(Figure dataset records)

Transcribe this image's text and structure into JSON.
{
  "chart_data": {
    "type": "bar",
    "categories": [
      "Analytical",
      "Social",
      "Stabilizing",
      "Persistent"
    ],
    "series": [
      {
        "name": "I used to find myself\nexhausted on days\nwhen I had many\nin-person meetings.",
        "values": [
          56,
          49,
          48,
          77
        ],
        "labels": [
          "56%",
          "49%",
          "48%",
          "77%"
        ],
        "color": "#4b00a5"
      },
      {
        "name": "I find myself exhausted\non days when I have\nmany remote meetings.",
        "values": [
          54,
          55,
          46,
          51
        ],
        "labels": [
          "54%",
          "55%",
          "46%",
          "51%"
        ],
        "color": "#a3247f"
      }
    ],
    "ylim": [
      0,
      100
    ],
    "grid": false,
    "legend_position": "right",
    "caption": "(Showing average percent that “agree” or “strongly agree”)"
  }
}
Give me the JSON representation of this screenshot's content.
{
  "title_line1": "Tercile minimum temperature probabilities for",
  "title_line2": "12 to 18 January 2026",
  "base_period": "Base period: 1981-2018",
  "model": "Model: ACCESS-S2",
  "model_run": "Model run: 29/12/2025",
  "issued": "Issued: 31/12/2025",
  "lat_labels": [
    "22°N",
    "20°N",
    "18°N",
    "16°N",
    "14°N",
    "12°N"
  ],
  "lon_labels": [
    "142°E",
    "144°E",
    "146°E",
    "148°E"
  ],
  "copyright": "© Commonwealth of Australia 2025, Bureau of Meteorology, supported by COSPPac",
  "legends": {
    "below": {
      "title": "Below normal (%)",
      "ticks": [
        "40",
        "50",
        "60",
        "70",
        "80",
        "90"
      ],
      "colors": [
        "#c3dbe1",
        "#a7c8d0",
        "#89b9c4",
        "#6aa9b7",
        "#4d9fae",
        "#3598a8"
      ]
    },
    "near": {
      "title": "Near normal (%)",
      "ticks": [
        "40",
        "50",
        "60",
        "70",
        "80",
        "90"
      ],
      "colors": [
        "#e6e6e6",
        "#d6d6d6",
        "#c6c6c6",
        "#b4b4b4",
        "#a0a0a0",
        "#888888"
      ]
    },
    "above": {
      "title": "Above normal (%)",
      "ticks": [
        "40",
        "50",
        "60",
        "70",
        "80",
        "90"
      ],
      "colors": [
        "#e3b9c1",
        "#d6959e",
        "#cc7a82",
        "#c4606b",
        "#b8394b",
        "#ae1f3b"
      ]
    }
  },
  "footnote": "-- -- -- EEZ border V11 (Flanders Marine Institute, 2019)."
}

Stated task: Using the material above, print every entry exactly as written.

Worked answer:
Transcribe this image's text and structure into JSON.
{
  "chart_data": {
    "type": "bar",
    "categories": [
      "Analytical",
      "Social",
      "Stabilizing",
      "Persistent"
    ],
    "series": [
      {
        "name": "I used to find myself\nexhausted on days\nwhen I had many\nin-person meetings.",
        "values": [
          56,
          49,
          48,
          77
        ],
        "labels": [
          "56%",
          "49%",
          "48%",
          "77%"
        ],
        "color": "#4b00a5"
      },
      {
        "name": "I find myself exhausted\non days when I have\nmany remote meetings.",
        "values": [
          54,
          55,
          46,
          51
        ],
        "labels": [
          "54%",
          "55%",
          "46%",
          "51%"
        ],
        "color": "#a3247f"
      }
    ],
    "ylim": [
      0,
      100
    ],
    "grid": false,
    "legend_position": "right",
    "caption": "(Showing average percent that “agree” or “strongly agree”)"
  }
}
Give me the JSON representation of this screenshot's content.
{
  "title_line1": "Tercile minimum temperature probabilities for",
  "title_line2": "12 to 18 January 2026",
  "base_period": "Base period: 1981-2018",
  "model": "Model: ACCESS-S2",
  "model_run": "Model run: 29/12/2025",
  "issued": "Issued: 31/12/2025",
  "lat_labels": [
    "22°N",
    "20°N",
    "18°N",
    "16°N",
    "14°N",
    "12°N"
  ],
  "lon_labels": [
    "142°E",
    "144°E",
    "146°E",
    "148°E"
  ],
  "copyright": "© Commonwealth of Australia 2025, Bureau of Meteorology, supported by COSPPac",
  "legends": {
    "below": {
      "title": "Below normal (%)",
      "ticks": [
        "40",
        "50",
        "60",
        "70",
        "80",
        "90"
      ],
      "colors": [
        "#c3dbe1",
        "#a7c8d0",
        "#89b9c4",
        "#6aa9b7",
        "#4d9fae",
        "#3598a8"
      ]
    },
    "near": {
      "title": "Near normal (%)",
      "ticks": [
        "40",
        "50",
        "60",
        "70",
        "80",
        "90"
      ],
      "colors": [
        "#e6e6e6",
        "#d6d6d6",
        "#c6c6c6",
        "#b4b4b4",
        "#a0a0a0",
        "#888888"
      ]
    },
    "above": {
      "title": "Above normal (%)",
      "ticks": [
        "40",
        "50",
        "60",
        "70",
        "80",
        "90"
      ],
      "colors": [
        "#e3b9c1",
        "#d6959e",
        "#cc7a82",
        "#c4606b",
        "#b8394b",
        "#ae1f3b"
      ]
    }
  },
  "footnote": "-- -- -- EEZ border V11 (Flanders Marine Institute, 2019)."
}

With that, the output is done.